Items from a dataset
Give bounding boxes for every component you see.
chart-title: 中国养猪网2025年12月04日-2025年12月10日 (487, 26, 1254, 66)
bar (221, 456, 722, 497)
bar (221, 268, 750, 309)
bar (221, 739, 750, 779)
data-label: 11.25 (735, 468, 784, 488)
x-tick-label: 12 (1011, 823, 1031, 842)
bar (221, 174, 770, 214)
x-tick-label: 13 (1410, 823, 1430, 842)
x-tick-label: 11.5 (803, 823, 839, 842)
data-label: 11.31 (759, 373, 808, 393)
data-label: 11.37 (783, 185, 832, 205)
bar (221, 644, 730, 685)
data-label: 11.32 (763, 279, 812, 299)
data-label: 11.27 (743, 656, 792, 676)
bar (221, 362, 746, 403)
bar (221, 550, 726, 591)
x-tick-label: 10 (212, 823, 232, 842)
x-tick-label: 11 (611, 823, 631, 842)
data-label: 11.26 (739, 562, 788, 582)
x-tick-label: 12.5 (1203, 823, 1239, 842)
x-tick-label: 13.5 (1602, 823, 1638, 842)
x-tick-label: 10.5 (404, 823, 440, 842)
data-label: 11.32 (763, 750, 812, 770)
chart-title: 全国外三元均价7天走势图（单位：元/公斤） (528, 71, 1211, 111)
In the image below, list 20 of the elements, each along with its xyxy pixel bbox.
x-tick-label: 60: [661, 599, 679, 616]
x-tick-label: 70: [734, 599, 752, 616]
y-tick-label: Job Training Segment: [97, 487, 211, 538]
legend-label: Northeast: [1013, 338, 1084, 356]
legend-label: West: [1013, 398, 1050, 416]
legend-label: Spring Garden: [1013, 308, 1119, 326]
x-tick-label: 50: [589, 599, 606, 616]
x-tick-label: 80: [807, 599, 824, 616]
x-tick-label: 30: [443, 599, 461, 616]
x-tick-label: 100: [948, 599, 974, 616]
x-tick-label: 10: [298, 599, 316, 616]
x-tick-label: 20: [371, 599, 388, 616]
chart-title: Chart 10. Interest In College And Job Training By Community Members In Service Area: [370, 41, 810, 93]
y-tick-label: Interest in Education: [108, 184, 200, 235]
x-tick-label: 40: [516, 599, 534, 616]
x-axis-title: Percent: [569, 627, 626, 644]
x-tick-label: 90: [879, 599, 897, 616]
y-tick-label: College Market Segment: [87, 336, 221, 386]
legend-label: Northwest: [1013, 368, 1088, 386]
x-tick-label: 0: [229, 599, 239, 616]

**SET TASK:**
Rewrite every line of the listing, replacing each "x-tick-label" with "x-axis-tick" and leaving everything else unchanged.

**SOLUTION TO THE EXERCISE:**
Give bounding boxes for every component you see.
chart-title: 中国养猪网2025年12月04日-2025年12月10日 (487, 26, 1254, 66)
bar (221, 456, 722, 497)
bar (221, 268, 750, 309)
bar (221, 739, 750, 779)
data-label: 11.25 (735, 468, 784, 488)
x-axis-tick: 12 (1011, 823, 1031, 842)
bar (221, 174, 770, 214)
x-axis-tick: 13 (1410, 823, 1430, 842)
x-axis-tick: 11.5 (803, 823, 839, 842)
data-label: 11.31 (759, 373, 808, 393)
data-label: 11.37 (783, 185, 832, 205)
bar (221, 644, 730, 685)
data-label: 11.32 (763, 279, 812, 299)
data-label: 11.27 (743, 656, 792, 676)
bar (221, 362, 746, 403)
bar (221, 550, 726, 591)
x-axis-tick: 10 (212, 823, 232, 842)
x-axis-tick: 11 (611, 823, 631, 842)
data-label: 11.26 (739, 562, 788, 582)
x-axis-tick: 12.5 (1203, 823, 1239, 842)
x-axis-tick: 13.5 (1602, 823, 1638, 842)
x-axis-tick: 10.5 (404, 823, 440, 842)
data-label: 11.32 (763, 750, 812, 770)
chart-title: 全国外三元均价7天走势图（单位：元/公斤） (528, 71, 1211, 111)
In the image below, list 20 of the elements, each along with its xyxy pixel bbox.
x-axis-tick: 60: [661, 599, 679, 616]
x-axis-tick: 70: [734, 599, 752, 616]
y-tick-label: Job Training Segment: [97, 487, 211, 538]
legend-label: Northeast: [1013, 338, 1084, 356]
legend-label: West: [1013, 398, 1050, 416]
legend-label: Spring Garden: [1013, 308, 1119, 326]
x-axis-tick: 50: [589, 599, 606, 616]
x-axis-tick: 80: [807, 599, 824, 616]
x-axis-tick: 30: [443, 599, 461, 616]
x-axis-tick: 100: [948, 599, 974, 616]
x-axis-tick: 10: [298, 599, 316, 616]
x-axis-tick: 20: [371, 599, 388, 616]
chart-title: Chart 10. Interest In College And Job Training By Community Members In Service Area: [370, 41, 810, 93]
y-tick-label: Interest in Education: [108, 184, 200, 235]
x-axis-tick: 40: [516, 599, 534, 616]
x-axis-title: Percent: [569, 627, 626, 644]
x-axis-tick: 90: [879, 599, 897, 616]
y-tick-label: College Market Segment: [87, 336, 221, 386]
legend-label: Northwest: [1013, 368, 1088, 386]
x-axis-tick: 0: [229, 599, 239, 616]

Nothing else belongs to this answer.